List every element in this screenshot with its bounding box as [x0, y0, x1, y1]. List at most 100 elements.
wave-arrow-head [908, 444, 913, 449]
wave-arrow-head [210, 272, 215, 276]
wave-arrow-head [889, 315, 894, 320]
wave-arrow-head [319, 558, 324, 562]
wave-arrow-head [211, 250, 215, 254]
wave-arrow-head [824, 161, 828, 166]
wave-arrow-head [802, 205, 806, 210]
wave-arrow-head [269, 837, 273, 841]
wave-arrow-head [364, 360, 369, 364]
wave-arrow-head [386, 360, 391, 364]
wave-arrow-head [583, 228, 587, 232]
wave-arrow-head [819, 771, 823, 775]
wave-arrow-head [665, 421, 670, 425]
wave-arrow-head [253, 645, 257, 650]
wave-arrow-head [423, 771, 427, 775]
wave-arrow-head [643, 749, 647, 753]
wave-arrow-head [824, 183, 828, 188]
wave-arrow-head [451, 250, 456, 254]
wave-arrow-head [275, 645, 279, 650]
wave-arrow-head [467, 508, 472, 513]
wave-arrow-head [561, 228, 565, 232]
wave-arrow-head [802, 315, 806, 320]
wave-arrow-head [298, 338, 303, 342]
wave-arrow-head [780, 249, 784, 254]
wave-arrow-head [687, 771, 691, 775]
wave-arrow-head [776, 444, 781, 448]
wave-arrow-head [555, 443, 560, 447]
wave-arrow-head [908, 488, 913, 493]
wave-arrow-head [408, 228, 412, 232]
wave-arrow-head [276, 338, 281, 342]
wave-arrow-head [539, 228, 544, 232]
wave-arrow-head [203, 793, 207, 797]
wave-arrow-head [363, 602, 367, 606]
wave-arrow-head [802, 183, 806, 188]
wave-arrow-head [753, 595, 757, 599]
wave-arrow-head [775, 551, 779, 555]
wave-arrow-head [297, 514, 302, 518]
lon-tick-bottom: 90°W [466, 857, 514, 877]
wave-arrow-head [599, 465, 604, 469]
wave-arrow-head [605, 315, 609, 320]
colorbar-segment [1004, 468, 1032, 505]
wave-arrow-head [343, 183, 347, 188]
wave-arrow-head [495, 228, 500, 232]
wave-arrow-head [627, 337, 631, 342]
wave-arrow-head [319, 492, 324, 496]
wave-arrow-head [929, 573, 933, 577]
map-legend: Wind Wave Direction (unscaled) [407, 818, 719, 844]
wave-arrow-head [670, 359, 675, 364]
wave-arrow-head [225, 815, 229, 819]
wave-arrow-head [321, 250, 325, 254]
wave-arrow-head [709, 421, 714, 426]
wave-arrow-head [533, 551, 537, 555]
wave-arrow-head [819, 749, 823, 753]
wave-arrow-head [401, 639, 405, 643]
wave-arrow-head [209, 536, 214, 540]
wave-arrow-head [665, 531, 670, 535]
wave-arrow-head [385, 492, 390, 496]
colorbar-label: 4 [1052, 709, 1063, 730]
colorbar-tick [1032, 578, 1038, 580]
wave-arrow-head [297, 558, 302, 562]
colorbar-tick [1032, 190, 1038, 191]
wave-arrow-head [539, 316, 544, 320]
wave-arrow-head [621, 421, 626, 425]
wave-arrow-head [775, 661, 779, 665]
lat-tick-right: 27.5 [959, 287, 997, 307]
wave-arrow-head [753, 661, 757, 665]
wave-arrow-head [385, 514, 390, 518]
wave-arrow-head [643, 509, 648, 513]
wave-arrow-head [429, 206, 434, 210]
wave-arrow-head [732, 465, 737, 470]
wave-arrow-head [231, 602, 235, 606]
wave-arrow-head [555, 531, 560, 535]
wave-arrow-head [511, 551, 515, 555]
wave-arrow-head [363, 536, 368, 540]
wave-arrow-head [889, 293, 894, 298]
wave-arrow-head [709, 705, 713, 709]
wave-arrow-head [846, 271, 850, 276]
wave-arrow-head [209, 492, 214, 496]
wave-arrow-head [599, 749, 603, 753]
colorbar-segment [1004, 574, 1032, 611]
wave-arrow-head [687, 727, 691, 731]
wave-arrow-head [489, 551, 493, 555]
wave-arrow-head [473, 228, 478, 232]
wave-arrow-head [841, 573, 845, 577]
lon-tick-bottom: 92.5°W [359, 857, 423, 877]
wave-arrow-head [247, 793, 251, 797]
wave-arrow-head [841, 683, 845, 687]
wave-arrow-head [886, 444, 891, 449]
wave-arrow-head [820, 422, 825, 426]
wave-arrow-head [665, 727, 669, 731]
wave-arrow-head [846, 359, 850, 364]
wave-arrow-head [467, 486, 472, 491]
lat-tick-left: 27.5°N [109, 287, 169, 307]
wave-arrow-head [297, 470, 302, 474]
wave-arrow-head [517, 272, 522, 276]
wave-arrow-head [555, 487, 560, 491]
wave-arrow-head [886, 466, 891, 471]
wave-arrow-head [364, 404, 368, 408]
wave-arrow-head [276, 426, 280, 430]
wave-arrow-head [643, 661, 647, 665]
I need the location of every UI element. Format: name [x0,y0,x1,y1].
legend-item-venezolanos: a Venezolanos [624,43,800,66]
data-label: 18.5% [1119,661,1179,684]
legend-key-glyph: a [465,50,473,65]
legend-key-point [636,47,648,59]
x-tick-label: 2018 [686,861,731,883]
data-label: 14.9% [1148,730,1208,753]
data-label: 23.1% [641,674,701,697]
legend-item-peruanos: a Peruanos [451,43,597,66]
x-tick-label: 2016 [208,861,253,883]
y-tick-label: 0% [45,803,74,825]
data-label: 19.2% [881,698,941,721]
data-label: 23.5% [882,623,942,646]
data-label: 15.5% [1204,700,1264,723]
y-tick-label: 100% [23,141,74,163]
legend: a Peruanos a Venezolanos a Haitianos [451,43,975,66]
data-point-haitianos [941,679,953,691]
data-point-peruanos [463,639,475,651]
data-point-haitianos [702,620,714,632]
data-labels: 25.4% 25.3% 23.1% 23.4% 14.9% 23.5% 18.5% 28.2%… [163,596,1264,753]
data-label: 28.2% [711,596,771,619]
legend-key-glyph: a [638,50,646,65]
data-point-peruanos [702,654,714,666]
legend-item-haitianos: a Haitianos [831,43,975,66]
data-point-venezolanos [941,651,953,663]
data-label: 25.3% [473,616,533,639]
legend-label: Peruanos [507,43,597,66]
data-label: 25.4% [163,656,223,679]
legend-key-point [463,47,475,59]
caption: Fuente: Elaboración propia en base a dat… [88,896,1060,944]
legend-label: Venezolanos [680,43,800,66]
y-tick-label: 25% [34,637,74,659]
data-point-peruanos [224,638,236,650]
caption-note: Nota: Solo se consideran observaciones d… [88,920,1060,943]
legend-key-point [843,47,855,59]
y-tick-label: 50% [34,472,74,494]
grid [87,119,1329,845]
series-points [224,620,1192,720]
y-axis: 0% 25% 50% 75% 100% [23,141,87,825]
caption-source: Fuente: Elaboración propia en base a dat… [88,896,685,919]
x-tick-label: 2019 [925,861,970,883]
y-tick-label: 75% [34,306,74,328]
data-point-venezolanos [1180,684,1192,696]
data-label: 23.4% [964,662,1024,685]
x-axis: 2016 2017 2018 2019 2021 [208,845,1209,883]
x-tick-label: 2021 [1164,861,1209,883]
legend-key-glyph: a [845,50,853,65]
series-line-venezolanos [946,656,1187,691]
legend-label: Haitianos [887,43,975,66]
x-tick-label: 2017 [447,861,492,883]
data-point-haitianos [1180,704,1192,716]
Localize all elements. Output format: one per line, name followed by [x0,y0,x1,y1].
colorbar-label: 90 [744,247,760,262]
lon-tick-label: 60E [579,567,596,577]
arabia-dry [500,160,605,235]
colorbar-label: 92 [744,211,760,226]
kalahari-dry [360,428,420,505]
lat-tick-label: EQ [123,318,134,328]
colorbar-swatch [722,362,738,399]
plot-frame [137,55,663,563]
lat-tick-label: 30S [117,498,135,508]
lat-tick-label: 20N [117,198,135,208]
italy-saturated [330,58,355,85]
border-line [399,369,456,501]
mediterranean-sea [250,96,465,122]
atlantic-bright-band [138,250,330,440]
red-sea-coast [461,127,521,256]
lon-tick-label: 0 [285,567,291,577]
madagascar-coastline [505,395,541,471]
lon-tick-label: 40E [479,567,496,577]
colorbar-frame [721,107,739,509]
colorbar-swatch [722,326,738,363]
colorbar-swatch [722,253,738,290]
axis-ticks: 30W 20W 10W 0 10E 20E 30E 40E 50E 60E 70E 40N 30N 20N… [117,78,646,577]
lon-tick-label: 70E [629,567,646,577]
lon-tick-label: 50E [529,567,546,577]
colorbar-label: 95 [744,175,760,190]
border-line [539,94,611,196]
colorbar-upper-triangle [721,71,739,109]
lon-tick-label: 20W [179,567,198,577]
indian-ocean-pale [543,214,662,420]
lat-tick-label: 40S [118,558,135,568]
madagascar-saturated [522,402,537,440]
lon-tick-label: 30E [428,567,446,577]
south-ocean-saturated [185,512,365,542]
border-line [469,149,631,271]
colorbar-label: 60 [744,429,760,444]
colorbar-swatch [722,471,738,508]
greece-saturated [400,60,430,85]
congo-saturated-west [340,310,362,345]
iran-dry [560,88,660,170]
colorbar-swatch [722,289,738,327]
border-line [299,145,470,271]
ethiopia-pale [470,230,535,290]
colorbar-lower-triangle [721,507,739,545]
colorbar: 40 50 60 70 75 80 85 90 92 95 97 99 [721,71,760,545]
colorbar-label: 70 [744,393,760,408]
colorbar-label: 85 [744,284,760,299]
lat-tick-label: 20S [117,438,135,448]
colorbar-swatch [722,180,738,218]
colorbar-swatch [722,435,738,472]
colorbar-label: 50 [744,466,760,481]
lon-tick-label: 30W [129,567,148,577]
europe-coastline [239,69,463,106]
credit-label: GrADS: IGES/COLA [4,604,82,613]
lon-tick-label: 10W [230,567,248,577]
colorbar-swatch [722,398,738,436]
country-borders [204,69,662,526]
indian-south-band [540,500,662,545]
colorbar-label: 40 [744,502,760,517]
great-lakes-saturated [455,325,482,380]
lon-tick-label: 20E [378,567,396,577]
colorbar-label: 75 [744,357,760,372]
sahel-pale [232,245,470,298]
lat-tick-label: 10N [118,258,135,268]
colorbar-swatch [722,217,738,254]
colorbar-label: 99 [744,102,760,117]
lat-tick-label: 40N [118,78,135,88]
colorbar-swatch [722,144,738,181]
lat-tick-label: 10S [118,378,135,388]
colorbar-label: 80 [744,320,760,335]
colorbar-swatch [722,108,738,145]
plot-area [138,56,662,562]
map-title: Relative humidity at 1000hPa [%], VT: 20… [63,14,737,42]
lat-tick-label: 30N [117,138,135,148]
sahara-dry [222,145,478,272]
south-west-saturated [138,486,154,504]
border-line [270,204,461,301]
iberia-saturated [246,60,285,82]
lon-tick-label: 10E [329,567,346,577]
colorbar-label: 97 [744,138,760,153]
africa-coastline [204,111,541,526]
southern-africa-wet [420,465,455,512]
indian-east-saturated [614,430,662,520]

◇ ◇ ◇ ◇

▸ PROBLEM STATEMENT
Please convert the data, from its first line through the line with "wave-arrow-head [802, 183, 806, 188]", into a JSON list of strings with one string per line and blank lines left out.

▸ WRITTEN SOLUTION
[
  "List every element in this screenshot with its bounding box as [x0, y0, x1, y1]. List at most 100 elements.",
  "wave-arrow-head [908, 444, 913, 449]",
  "wave-arrow-head [210, 272, 215, 276]",
  "wave-arrow-head [889, 315, 894, 320]",
  "wave-arrow-head [319, 558, 324, 562]",
  "wave-arrow-head [211, 250, 215, 254]",
  "wave-arrow-head [824, 161, 828, 166]",
  "wave-arrow-head [802, 205, 806, 210]",
  "wave-arrow-head [269, 837, 273, 841]",
  "wave-arrow-head [364, 360, 369, 364]",
  "wave-arrow-head [386, 360, 391, 364]",
  "wave-arrow-head [583, 228, 587, 232]",
  "wave-arrow-head [819, 771, 823, 775]",
  "wave-arrow-head [665, 421, 670, 425]",
  "wave-arrow-head [253, 645, 257, 650]",
  "wave-arrow-head [423, 771, 427, 775]",
  "wave-arrow-head [643, 749, 647, 753]",
  "wave-arrow-head [824, 183, 828, 188]",
  "wave-arrow-head [451, 250, 456, 254]",
  "wave-arrow-head [275, 645, 279, 650]",
  "wave-arrow-head [467, 508, 472, 513]",
  "wave-arrow-head [561, 228, 565, 232]",
  "wave-arrow-head [802, 315, 806, 320]",
  "wave-arrow-head [298, 338, 303, 342]",
  "wave-arrow-head [780, 249, 784, 254]",
  "wave-arrow-head [687, 771, 691, 775]",
  "wave-arrow-head [776, 444, 781, 448]",
  "wave-arrow-head [555, 443, 560, 447]",
  "wave-arrow-head [908, 488, 913, 493]",
  "wave-arrow-head [408, 228, 412, 232]",
  "wave-arrow-head [276, 338, 281, 342]",
  "wave-arrow-head [539, 228, 544, 232]",
  "wave-arrow-head [203, 793, 207, 797]",
  "wave-arrow-head [363, 602, 367, 606]",
  "wave-arrow-head [802, 183, 806, 188]"
]